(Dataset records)
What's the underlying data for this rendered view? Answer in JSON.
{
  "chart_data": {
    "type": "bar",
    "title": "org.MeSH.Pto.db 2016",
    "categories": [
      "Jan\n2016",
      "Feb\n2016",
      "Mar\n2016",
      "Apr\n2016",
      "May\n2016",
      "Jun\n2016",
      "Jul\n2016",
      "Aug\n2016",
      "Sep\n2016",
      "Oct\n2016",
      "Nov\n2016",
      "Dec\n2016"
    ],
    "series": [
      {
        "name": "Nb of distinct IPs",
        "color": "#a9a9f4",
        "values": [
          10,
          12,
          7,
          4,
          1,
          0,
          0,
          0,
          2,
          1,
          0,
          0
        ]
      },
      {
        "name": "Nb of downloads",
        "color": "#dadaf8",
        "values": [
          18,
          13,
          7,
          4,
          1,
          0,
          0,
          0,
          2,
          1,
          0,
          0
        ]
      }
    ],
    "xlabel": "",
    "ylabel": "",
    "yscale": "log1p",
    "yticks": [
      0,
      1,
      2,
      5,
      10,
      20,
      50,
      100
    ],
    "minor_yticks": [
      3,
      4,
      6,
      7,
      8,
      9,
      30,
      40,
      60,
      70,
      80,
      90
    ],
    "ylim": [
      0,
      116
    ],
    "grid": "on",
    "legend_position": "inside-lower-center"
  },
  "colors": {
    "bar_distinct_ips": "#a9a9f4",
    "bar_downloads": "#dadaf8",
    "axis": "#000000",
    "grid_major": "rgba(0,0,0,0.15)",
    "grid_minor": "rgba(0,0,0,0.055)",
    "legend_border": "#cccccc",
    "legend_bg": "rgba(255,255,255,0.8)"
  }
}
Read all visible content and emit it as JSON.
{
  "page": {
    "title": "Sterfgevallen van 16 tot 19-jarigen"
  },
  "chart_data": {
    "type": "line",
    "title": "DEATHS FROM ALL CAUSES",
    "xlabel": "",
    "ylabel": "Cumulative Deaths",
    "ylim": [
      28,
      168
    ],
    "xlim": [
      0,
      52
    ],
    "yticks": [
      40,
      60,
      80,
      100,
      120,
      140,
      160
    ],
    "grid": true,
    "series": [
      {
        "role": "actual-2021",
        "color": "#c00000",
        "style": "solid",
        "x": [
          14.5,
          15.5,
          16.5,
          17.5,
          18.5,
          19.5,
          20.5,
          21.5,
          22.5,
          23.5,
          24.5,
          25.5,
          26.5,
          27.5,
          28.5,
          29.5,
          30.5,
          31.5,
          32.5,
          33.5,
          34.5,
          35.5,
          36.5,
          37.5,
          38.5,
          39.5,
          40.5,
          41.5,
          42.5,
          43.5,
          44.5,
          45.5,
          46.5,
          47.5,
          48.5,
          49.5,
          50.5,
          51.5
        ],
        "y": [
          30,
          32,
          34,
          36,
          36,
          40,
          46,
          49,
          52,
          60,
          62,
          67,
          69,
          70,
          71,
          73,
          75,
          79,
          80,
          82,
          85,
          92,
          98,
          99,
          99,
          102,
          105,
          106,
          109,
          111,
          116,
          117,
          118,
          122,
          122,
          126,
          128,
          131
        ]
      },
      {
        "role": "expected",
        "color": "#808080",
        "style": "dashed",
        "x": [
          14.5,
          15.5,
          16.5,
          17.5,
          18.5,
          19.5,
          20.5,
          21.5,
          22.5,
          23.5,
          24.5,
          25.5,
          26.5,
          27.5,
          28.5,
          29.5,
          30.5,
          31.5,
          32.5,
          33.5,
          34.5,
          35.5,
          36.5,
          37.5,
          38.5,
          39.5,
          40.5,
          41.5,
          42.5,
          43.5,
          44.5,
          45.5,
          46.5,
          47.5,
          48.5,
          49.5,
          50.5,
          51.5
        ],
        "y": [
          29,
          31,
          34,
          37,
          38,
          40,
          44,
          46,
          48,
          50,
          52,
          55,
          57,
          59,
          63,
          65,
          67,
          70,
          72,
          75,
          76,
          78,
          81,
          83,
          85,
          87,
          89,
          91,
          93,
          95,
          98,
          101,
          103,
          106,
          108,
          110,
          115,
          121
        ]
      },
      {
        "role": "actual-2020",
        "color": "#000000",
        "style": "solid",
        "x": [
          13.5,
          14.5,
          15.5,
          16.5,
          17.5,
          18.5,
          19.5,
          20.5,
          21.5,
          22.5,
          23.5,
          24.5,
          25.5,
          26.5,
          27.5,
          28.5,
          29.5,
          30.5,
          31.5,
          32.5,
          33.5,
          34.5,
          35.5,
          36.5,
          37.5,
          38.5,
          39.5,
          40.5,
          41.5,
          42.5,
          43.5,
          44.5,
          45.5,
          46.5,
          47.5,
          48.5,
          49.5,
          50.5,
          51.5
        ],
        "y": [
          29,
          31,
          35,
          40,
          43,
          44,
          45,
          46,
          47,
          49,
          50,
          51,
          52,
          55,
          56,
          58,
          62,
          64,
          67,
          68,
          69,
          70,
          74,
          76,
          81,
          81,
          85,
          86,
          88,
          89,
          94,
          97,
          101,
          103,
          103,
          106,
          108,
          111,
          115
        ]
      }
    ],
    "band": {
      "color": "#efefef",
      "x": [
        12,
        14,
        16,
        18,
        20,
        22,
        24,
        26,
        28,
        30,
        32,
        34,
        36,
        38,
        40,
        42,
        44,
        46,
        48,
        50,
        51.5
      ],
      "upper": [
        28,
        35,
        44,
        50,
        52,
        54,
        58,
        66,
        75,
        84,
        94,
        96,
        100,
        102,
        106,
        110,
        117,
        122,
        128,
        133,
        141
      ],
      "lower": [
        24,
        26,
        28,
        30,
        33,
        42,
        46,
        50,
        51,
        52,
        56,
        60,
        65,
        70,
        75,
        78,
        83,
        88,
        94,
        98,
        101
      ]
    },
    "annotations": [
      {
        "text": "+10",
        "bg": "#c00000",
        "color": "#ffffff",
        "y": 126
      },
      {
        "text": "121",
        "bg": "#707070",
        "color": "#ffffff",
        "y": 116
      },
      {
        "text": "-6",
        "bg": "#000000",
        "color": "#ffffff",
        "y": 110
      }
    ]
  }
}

▸ Work to be completed
Provide all the records again, word for word.

▸ Solution to this task
What's the underlying data for this rendered view? Answer in JSON.
{
  "chart_data": {
    "type": "bar",
    "title": "org.MeSH.Pto.db 2016",
    "categories": [
      "Jan\n2016",
      "Feb\n2016",
      "Mar\n2016",
      "Apr\n2016",
      "May\n2016",
      "Jun\n2016",
      "Jul\n2016",
      "Aug\n2016",
      "Sep\n2016",
      "Oct\n2016",
      "Nov\n2016",
      "Dec\n2016"
    ],
    "series": [
      {
        "name": "Nb of distinct IPs",
        "color": "#a9a9f4",
        "values": [
          10,
          12,
          7,
          4,
          1,
          0,
          0,
          0,
          2,
          1,
          0,
          0
        ]
      },
      {
        "name": "Nb of downloads",
        "color": "#dadaf8",
        "values": [
          18,
          13,
          7,
          4,
          1,
          0,
          0,
          0,
          2,
          1,
          0,
          0
        ]
      }
    ],
    "xlabel": "",
    "ylabel": "",
    "yscale": "log1p",
    "yticks": [
      0,
      1,
      2,
      5,
      10,
      20,
      50,
      100
    ],
    "minor_yticks": [
      3,
      4,
      6,
      7,
      8,
      9,
      30,
      40,
      60,
      70,
      80,
      90
    ],
    "ylim": [
      0,
      116
    ],
    "grid": "on",
    "legend_position": "inside-lower-center"
  },
  "colors": {
    "bar_distinct_ips": "#a9a9f4",
    "bar_downloads": "#dadaf8",
    "axis": "#000000",
    "grid_major": "rgba(0,0,0,0.15)",
    "grid_minor": "rgba(0,0,0,0.055)",
    "legend_border": "#cccccc",
    "legend_bg": "rgba(255,255,255,0.8)"
  }
}
Read all visible content and emit it as JSON.
{
  "page": {
    "title": "Sterfgevallen van 16 tot 19-jarigen"
  },
  "chart_data": {
    "type": "line",
    "title": "DEATHS FROM ALL CAUSES",
    "xlabel": "",
    "ylabel": "Cumulative Deaths",
    "ylim": [
      28,
      168
    ],
    "xlim": [
      0,
      52
    ],
    "yticks": [
      40,
      60,
      80,
      100,
      120,
      140,
      160
    ],
    "grid": true,
    "series": [
      {
        "role": "actual-2021",
        "color": "#c00000",
        "style": "solid",
        "x": [
          14.5,
          15.5,
          16.5,
          17.5,
          18.5,
          19.5,
          20.5,
          21.5,
          22.5,
          23.5,
          24.5,
          25.5,
          26.5,
          27.5,
          28.5,
          29.5,
          30.5,
          31.5,
          32.5,
          33.5,
          34.5,
          35.5,
          36.5,
          37.5,
          38.5,
          39.5,
          40.5,
          41.5,
          42.5,
          43.5,
          44.5,
          45.5,
          46.5,
          47.5,
          48.5,
          49.5,
          50.5,
          51.5
        ],
        "y": [
          30,
          32,
          34,
          36,
          36,
          40,
          46,
          49,
          52,
          60,
          62,
          67,
          69,
          70,
          71,
          73,
          75,
          79,
          80,
          82,
          85,
          92,
          98,
          99,
          99,
          102,
          105,
          106,
          109,
          111,
          116,
          117,
          118,
          122,
          122,
          126,
          128,
          131
        ]
      },
      {
        "role": "expected",
        "color": "#808080",
        "style": "dashed",
        "x": [
          14.5,
          15.5,
          16.5,
          17.5,
          18.5,
          19.5,
          20.5,
          21.5,
          22.5,
          23.5,
          24.5,
          25.5,
          26.5,
          27.5,
          28.5,
          29.5,
          30.5,
          31.5,
          32.5,
          33.5,
          34.5,
          35.5,
          36.5,
          37.5,
          38.5,
          39.5,
          40.5,
          41.5,
          42.5,
          43.5,
          44.5,
          45.5,
          46.5,
          47.5,
          48.5,
          49.5,
          50.5,
          51.5
        ],
        "y": [
          29,
          31,
          34,
          37,
          38,
          40,
          44,
          46,
          48,
          50,
          52,
          55,
          57,
          59,
          63,
          65,
          67,
          70,
          72,
          75,
          76,
          78,
          81,
          83,
          85,
          87,
          89,
          91,
          93,
          95,
          98,
          101,
          103,
          106,
          108,
          110,
          115,
          121
        ]
      },
      {
        "role": "actual-2020",
        "color": "#000000",
        "style": "solid",
        "x": [
          13.5,
          14.5,
          15.5,
          16.5,
          17.5,
          18.5,
          19.5,
          20.5,
          21.5,
          22.5,
          23.5,
          24.5,
          25.5,
          26.5,
          27.5,
          28.5,
          29.5,
          30.5,
          31.5,
          32.5,
          33.5,
          34.5,
          35.5,
          36.5,
          37.5,
          38.5,
          39.5,
          40.5,
          41.5,
          42.5,
          43.5,
          44.5,
          45.5,
          46.5,
          47.5,
          48.5,
          49.5,
          50.5,
          51.5
        ],
        "y": [
          29,
          31,
          35,
          40,
          43,
          44,
          45,
          46,
          47,
          49,
          50,
          51,
          52,
          55,
          56,
          58,
          62,
          64,
          67,
          68,
          69,
          70,
          74,
          76,
          81,
          81,
          85,
          86,
          88,
          89,
          94,
          97,
          101,
          103,
          103,
          106,
          108,
          111,
          115
        ]
      }
    ],
    "band": {
      "color": "#efefef",
      "x": [
        12,
        14,
        16,
        18,
        20,
        22,
        24,
        26,
        28,
        30,
        32,
        34,
        36,
        38,
        40,
        42,
        44,
        46,
        48,
        50,
        51.5
      ],
      "upper": [
        28,
        35,
        44,
        50,
        52,
        54,
        58,
        66,
        75,
        84,
        94,
        96,
        100,
        102,
        106,
        110,
        117,
        122,
        128,
        133,
        141
      ],
      "lower": [
        24,
        26,
        28,
        30,
        33,
        42,
        46,
        50,
        51,
        52,
        56,
        60,
        65,
        70,
        75,
        78,
        83,
        88,
        94,
        98,
        101
      ]
    },
    "annotations": [
      {
        "text": "+10",
        "bg": "#c00000",
        "color": "#ffffff",
        "y": 126
      },
      {
        "text": "121",
        "bg": "#707070",
        "color": "#ffffff",
        "y": 116
      },
      {
        "text": "-6",
        "bg": "#000000",
        "color": "#ffffff",
        "y": 110
      }
    ]
  }
}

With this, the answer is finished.